▶ **Task statement**
Across the entries below, work out how many lines contain "dieser". Please give the number only.

▶ **Given information**
==================================================

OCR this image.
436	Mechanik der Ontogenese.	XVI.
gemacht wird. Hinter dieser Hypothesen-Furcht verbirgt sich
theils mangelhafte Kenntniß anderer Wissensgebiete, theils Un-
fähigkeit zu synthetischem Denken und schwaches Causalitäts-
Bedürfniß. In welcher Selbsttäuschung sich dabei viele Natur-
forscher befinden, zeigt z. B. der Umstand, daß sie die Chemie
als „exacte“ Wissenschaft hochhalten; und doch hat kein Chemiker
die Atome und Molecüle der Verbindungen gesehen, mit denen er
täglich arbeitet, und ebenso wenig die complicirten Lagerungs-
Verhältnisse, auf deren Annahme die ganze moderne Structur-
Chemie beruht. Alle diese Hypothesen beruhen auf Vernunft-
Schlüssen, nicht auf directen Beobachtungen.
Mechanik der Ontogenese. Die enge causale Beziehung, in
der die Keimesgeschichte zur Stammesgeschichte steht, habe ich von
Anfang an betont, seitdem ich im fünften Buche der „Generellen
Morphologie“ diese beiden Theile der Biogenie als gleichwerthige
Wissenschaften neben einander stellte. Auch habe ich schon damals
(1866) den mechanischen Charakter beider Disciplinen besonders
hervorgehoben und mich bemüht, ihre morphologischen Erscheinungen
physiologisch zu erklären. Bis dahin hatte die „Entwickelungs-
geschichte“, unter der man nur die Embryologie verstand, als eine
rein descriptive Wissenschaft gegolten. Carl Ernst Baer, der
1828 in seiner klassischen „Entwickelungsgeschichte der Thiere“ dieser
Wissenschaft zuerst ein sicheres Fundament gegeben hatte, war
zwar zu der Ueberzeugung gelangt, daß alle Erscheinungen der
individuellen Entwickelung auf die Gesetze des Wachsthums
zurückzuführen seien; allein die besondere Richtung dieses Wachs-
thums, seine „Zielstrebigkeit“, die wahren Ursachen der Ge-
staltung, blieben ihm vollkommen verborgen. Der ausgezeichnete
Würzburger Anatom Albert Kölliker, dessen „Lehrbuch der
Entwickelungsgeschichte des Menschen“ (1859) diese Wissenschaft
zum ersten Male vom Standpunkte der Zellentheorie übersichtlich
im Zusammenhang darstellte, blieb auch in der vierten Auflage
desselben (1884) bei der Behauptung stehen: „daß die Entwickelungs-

==================================================

▶ **Solution to this exercise**
2